- Short exercise: Could you transcribe every record below exactly as written, leaving out any pictures?

## START Data rows

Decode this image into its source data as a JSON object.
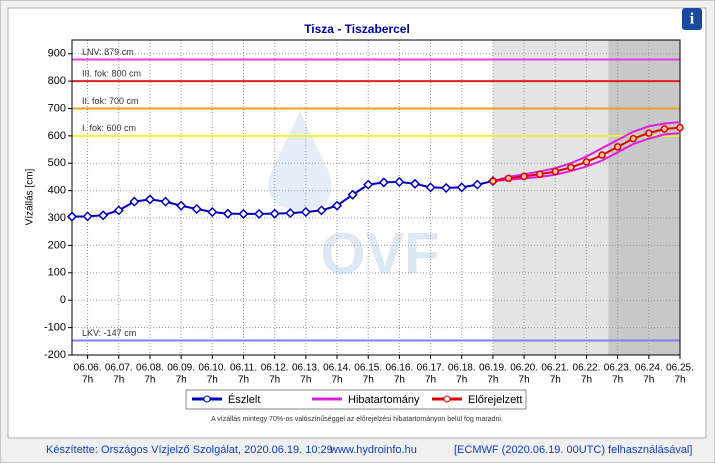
{
  "chart_data": {
    "type": "line",
    "title": "Tisza - Tiszabercel",
    "y_label": "Vízállás [cm]",
    "watermark": "OVF",
    "info_icon": "i",
    "ylim": [
      -200,
      950
    ],
    "yticks": [
      -200,
      -100,
      0,
      100,
      200,
      300,
      400,
      500,
      600,
      700,
      800,
      900
    ],
    "xlim": [
      -0.5,
      19
    ],
    "xticks": [
      {
        "value": 0,
        "label": "06.06."
      },
      {
        "value": 1,
        "label": "06.07."
      },
      {
        "value": 2,
        "label": "06.08."
      },
      {
        "value": 3,
        "label": "06.09."
      },
      {
        "value": 4,
        "label": "06.10."
      },
      {
        "value": 5,
        "label": "06.11."
      },
      {
        "value": 6,
        "label": "06.12."
      },
      {
        "value": 7,
        "label": "06.13."
      },
      {
        "value": 8,
        "label": "06.14."
      },
      {
        "value": 9,
        "label": "06.15."
      },
      {
        "value": 10,
        "label": "06.16."
      },
      {
        "value": 11,
        "label": "06.17."
      },
      {
        "value": 12,
        "label": "06.18."
      },
      {
        "value": 13,
        "label": "06.19."
      },
      {
        "value": 14,
        "label": "06.20."
      },
      {
        "value": 15,
        "label": "06.21."
      },
      {
        "value": 16,
        "label": "06.22."
      },
      {
        "value": 17,
        "label": "06.23."
      },
      {
        "value": 18,
        "label": "06.24."
      },
      {
        "value": 19,
        "label": "06.25."
      }
    ],
    "xtick_hours": [
      "7h",
      "7h",
      "7h",
      "7h",
      "7h",
      "7h",
      "7h",
      "7h",
      "7h",
      "7h",
      "7h",
      "7h",
      "7h",
      "7h",
      "7h",
      "7h",
      "7h",
      "7h",
      "7h",
      "7h"
    ],
    "grid": true,
    "shaded_regions": [
      {
        "from": 13,
        "to": 19,
        "color": "#e4e4e4"
      },
      {
        "from": 16.7,
        "to": 19,
        "color": "#c8c8c8"
      }
    ],
    "thresholds": [
      {
        "value": 879,
        "label": "LNV: 879 cm",
        "color": "#e040e0"
      },
      {
        "value": 800,
        "label": "III. fok: 800 cm",
        "color": "#e02020"
      },
      {
        "value": 700,
        "label": "II. fok: 700 cm",
        "color": "#f0a020"
      },
      {
        "value": 600,
        "label": "I. fok: 600 cm",
        "color": "#f0f040"
      },
      {
        "value": -147,
        "label": "LKV: -147 cm",
        "color": "#8080ff"
      }
    ],
    "series": [
      {
        "name": "Észlelt",
        "color": "#0000c0",
        "marker": "diamond",
        "x": [
          -0.5,
          0,
          0.5,
          1,
          1.5,
          2,
          2.5,
          3,
          3.5,
          4,
          4.5,
          5,
          5.5,
          6,
          6.5,
          7,
          7.5,
          8,
          8.5,
          9,
          9.5,
          10,
          10.5,
          11,
          11.5,
          12,
          12.5,
          13
        ],
        "values": [
          305,
          306,
          310,
          328,
          360,
          368,
          360,
          345,
          333,
          322,
          316,
          315,
          315,
          316,
          318,
          322,
          328,
          345,
          385,
          422,
          430,
          432,
          425,
          412,
          410,
          412,
          422,
          435
        ]
      },
      {
        "name": "Hibatartomány",
        "color": "#e020e0",
        "x": [
          13,
          13.5,
          14,
          14.5,
          15,
          15.5,
          16,
          16.5,
          17,
          17.5,
          18,
          18.5,
          19
        ],
        "upper": [
          435,
          450,
          460,
          470,
          482,
          500,
          525,
          555,
          585,
          615,
          635,
          645,
          650
        ],
        "lower": [
          435,
          440,
          445,
          450,
          458,
          472,
          488,
          510,
          540,
          570,
          590,
          605,
          610
        ]
      },
      {
        "name": "Előrejelzett",
        "color": "#e00000",
        "marker": "circle",
        "x": [
          13,
          13.5,
          14,
          14.5,
          15,
          15.5,
          16,
          16.5,
          17,
          17.5,
          18,
          18.5,
          19
        ],
        "values": [
          435,
          445,
          452,
          460,
          470,
          485,
          505,
          530,
          560,
          590,
          610,
          625,
          630
        ]
      }
    ],
    "note": "A vízállás mintegy 70%-os valószínűséggel az előrejelzési hibatartományon belül fog maradni.",
    "footer": {
      "author": "Készítette: Országos Vízjelző Szolgálat, 2020.06.19. 10:29",
      "site": "www.hydroinfo.hu",
      "source": "[ECMWF (2020.06.19. 00UTC) felhasználásával]"
    }
  }
}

## END Data rows

- Task answer:
Decode this image into its source data as a JSON object.
{
  "chart_data": {
    "type": "line",
    "title": "Tisza - Tiszabercel",
    "y_label": "Vízállás [cm]",
    "watermark": "OVF",
    "info_icon": "i",
    "ylim": [
      -200,
      950
    ],
    "yticks": [
      -200,
      -100,
      0,
      100,
      200,
      300,
      400,
      500,
      600,
      700,
      800,
      900
    ],
    "xlim": [
      -0.5,
      19
    ],
    "xticks": [
      {
        "value": 0,
        "label": "06.06."
      },
      {
        "value": 1,
        "label": "06.07."
      },
      {
        "value": 2,
        "label": "06.08."
      },
      {
        "value": 3,
        "label": "06.09."
      },
      {
        "value": 4,
        "label": "06.10."
      },
      {
        "value": 5,
        "label": "06.11."
      },
      {
        "value": 6,
        "label": "06.12."
      },
      {
        "value": 7,
        "label": "06.13."
      },
      {
        "value": 8,
        "label": "06.14."
      },
      {
        "value": 9,
        "label": "06.15."
      },
      {
        "value": 10,
        "label": "06.16."
      },
      {
        "value": 11,
        "label": "06.17."
      },
      {
        "value": 12,
        "label": "06.18."
      },
      {
        "value": 13,
        "label": "06.19."
      },
      {
        "value": 14,
        "label": "06.20."
      },
      {
        "value": 15,
        "label": "06.21."
      },
      {
        "value": 16,
        "label": "06.22."
      },
      {
        "value": 17,
        "label": "06.23."
      },
      {
        "value": 18,
        "label": "06.24."
      },
      {
        "value": 19,
        "label": "06.25."
      }
    ],
    "xtick_hours": [
      "7h",
      "7h",
      "7h",
      "7h",
      "7h",
      "7h",
      "7h",
      "7h",
      "7h",
      "7h",
      "7h",
      "7h",
      "7h",
      "7h",
      "7h",
      "7h",
      "7h",
      "7h",
      "7h",
      "7h"
    ],
    "grid": true,
    "shaded_regions": [
      {
        "from": 13,
        "to": 19,
        "color": "#e4e4e4"
      },
      {
        "from": 16.7,
        "to": 19,
        "color": "#c8c8c8"
      }
    ],
    "thresholds": [
      {
        "value": 879,
        "label": "LNV: 879 cm",
        "color": "#e040e0"
      },
      {
        "value": 800,
        "label": "III. fok: 800 cm",
        "color": "#e02020"
      },
      {
        "value": 700,
        "label": "II. fok: 700 cm",
        "color": "#f0a020"
      },
      {
        "value": 600,
        "label": "I. fok: 600 cm",
        "color": "#f0f040"
      },
      {
        "value": -147,
        "label": "LKV: -147 cm",
        "color": "#8080ff"
      }
    ],
    "series": [
      {
        "name": "Észlelt",
        "color": "#0000c0",
        "marker": "diamond",
        "x": [
          -0.5,
          0,
          0.5,
          1,
          1.5,
          2,
          2.5,
          3,
          3.5,
          4,
          4.5,
          5,
          5.5,
          6,
          6.5,
          7,
          7.5,
          8,
          8.5,
          9,
          9.5,
          10,
          10.5,
          11,
          11.5,
          12,
          12.5,
          13
        ],
        "values": [
          305,
          306,
          310,
          328,
          360,
          368,
          360,
          345,
          333,
          322,
          316,
          315,
          315,
          316,
          318,
          322,
          328,
          345,
          385,
          422,
          430,
          432,
          425,
          412,
          410,
          412,
          422,
          435
        ]
      },
      {
        "name": "Hibatartomány",
        "color": "#e020e0",
        "x": [
          13,
          13.5,
          14,
          14.5,
          15,
          15.5,
          16,
          16.5,
          17,
          17.5,
          18,
          18.5,
          19
        ],
        "upper": [
          435,
          450,
          460,
          470,
          482,
          500,
          525,
          555,
          585,
          615,
          635,
          645,
          650
        ],
        "lower": [
          435,
          440,
          445,
          450,
          458,
          472,
          488,
          510,
          540,
          570,
          590,
          605,
          610
        ]
      },
      {
        "name": "Előrejelzett",
        "color": "#e00000",
        "marker": "circle",
        "x": [
          13,
          13.5,
          14,
          14.5,
          15,
          15.5,
          16,
          16.5,
          17,
          17.5,
          18,
          18.5,
          19
        ],
        "values": [
          435,
          445,
          452,
          460,
          470,
          485,
          505,
          530,
          560,
          590,
          610,
          625,
          630
        ]
      }
    ],
    "note": "A vízállás mintegy 70%-os valószínűséggel az előrejelzési hibatartományon belül fog maradni.",
    "footer": {
      "author": "Készítette: Országos Vízjelző Szolgálat, 2020.06.19. 10:29",
      "site": "www.hydroinfo.hu",
      "source": "[ECMWF (2020.06.19. 00UTC) felhasználásával]"
    }
  }
}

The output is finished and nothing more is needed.